Excerpt from a dataset

>>>

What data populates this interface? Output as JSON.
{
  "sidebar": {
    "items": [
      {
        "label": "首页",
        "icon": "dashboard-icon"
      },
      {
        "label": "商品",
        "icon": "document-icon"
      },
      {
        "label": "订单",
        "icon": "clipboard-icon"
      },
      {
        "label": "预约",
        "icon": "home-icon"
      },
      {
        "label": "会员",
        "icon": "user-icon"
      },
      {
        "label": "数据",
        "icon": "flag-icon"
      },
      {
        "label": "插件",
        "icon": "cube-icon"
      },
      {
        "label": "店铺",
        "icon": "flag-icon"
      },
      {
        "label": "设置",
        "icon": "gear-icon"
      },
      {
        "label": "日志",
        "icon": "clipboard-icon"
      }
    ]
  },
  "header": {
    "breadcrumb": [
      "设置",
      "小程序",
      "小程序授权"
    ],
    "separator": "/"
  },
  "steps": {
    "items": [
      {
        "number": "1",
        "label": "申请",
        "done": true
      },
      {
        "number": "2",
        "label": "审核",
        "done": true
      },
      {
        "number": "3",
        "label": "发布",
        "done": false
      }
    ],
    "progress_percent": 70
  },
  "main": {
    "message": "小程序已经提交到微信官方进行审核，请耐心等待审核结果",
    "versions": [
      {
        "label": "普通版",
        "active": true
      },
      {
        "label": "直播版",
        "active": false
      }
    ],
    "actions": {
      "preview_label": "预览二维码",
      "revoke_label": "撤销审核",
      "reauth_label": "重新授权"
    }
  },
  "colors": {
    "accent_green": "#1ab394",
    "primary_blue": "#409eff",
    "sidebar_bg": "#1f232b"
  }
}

<<<

REQUIREMENTS
Reproduce the material in full, with no word added or dropped.

TASK SOLUTION
What data populates this interface? Output as JSON.
{
  "sidebar": {
    "items": [
      {
        "label": "首页",
        "icon": "dashboard-icon"
      },
      {
        "label": "商品",
        "icon": "document-icon"
      },
      {
        "label": "订单",
        "icon": "clipboard-icon"
      },
      {
        "label": "预约",
        "icon": "home-icon"
      },
      {
        "label": "会员",
        "icon": "user-icon"
      },
      {
        "label": "数据",
        "icon": "flag-icon"
      },
      {
        "label": "插件",
        "icon": "cube-icon"
      },
      {
        "label": "店铺",
        "icon": "flag-icon"
      },
      {
        "label": "设置",
        "icon": "gear-icon"
      },
      {
        "label": "日志",
        "icon": "clipboard-icon"
      }
    ]
  },
  "header": {
    "breadcrumb": [
      "设置",
      "小程序",
      "小程序授权"
    ],
    "separator": "/"
  },
  "steps": {
    "items": [
      {
        "number": "1",
        "label": "申请",
        "done": true
      },
      {
        "number": "2",
        "label": "审核",
        "done": true
      },
      {
        "number": "3",
        "label": "发布",
        "done": false
      }
    ],
    "progress_percent": 70
  },
  "main": {
    "message": "小程序已经提交到微信官方进行审核，请耐心等待审核结果",
    "versions": [
      {
        "label": "普通版",
        "active": true
      },
      {
        "label": "直播版",
        "active": false
      }
    ],
    "actions": {
      "preview_label": "预览二维码",
      "revoke_label": "撤销审核",
      "reauth_label": "重新授权"
    }
  },
  "colors": {
    "accent_green": "#1ab394",
    "primary_blue": "#409eff",
    "sidebar_bg": "#1f232b"
  }
}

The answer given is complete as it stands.